▶ [Aim]
Return, exactly, the line that contains "Convert this chart" together with all lines after it to the end of the entries, and no further lines.

▶ [Excerpted records]
= = =

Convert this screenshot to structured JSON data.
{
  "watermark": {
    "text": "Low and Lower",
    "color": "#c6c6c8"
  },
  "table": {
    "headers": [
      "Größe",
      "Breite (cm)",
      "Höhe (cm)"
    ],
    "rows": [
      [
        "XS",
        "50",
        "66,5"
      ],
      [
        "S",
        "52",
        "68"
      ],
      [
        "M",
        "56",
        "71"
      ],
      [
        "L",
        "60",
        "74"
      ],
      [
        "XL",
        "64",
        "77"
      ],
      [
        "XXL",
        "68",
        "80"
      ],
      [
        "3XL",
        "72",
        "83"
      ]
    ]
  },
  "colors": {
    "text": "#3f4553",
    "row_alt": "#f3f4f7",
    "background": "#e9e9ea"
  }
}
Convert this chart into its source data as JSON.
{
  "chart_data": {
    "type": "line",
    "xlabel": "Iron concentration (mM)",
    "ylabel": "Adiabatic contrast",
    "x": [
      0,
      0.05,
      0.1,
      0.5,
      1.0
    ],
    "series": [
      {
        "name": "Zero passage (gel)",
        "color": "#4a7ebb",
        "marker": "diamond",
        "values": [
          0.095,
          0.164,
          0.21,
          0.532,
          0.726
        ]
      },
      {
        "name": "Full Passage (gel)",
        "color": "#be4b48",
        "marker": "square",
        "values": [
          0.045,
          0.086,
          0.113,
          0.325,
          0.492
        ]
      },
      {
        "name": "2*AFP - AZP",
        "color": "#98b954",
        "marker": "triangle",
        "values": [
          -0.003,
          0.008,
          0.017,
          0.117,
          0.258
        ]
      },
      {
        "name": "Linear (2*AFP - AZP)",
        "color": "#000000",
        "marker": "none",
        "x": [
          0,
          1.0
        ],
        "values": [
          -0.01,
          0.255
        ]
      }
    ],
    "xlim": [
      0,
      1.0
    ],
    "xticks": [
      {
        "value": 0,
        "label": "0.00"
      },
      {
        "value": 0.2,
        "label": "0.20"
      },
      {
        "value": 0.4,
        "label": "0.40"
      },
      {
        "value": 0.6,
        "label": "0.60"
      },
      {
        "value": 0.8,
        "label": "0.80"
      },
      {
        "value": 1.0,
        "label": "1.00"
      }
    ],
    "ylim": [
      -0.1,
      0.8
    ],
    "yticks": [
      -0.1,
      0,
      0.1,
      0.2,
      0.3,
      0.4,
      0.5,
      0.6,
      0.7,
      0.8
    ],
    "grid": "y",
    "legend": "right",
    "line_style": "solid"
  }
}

= = =

▶ [Result for this task]
Convert this chart into its source data as JSON.
{
  "chart_data": {
    "type": "line",
    "xlabel": "Iron concentration (mM)",
    "ylabel": "Adiabatic contrast",
    "x": [
      0,
      0.05,
      0.1,
      0.5,
      1.0
    ],
    "series": [
      {
        "name": "Zero passage (gel)",
        "color": "#4a7ebb",
        "marker": "diamond",
        "values": [
          0.095,
          0.164,
          0.21,
          0.532,
          0.726
        ]
      },
      {
        "name": "Full Passage (gel)",
        "color": "#be4b48",
        "marker": "square",
        "values": [
          0.045,
          0.086,
          0.113,
          0.325,
          0.492
        ]
      },
      {
        "name": "2*AFP - AZP",
        "color": "#98b954",
        "marker": "triangle",
        "values": [
          -0.003,
          0.008,
          0.017,
          0.117,
          0.258
        ]
      },
      {
        "name": "Linear (2*AFP - AZP)",
        "color": "#000000",
        "marker": "none",
        "x": [
          0,
          1.0
        ],
        "values": [
          -0.01,
          0.255
        ]
      }
    ],
    "xlim": [
      0,
      1.0
    ],
    "xticks": [
      {
        "value": 0,
        "label": "0.00"
      },
      {
        "value": 0.2,
        "label": "0.20"
      },
      {
        "value": 0.4,
        "label": "0.40"
      },
      {
        "value": 0.6,
        "label": "0.60"
      },
      {
        "value": 0.8,
        "label": "0.80"
      },
      {
        "value": 1.0,
        "label": "1.00"
      }
    ],
    "ylim": [
      -0.1,
      0.8
    ],
    "yticks": [
      -0.1,
      0,
      0.1,
      0.2,
      0.3,
      0.4,
      0.5,
      0.6,
      0.7,
      0.8
    ],
    "grid": "y",
    "legend": "right",
    "line_style": "solid"
  }
}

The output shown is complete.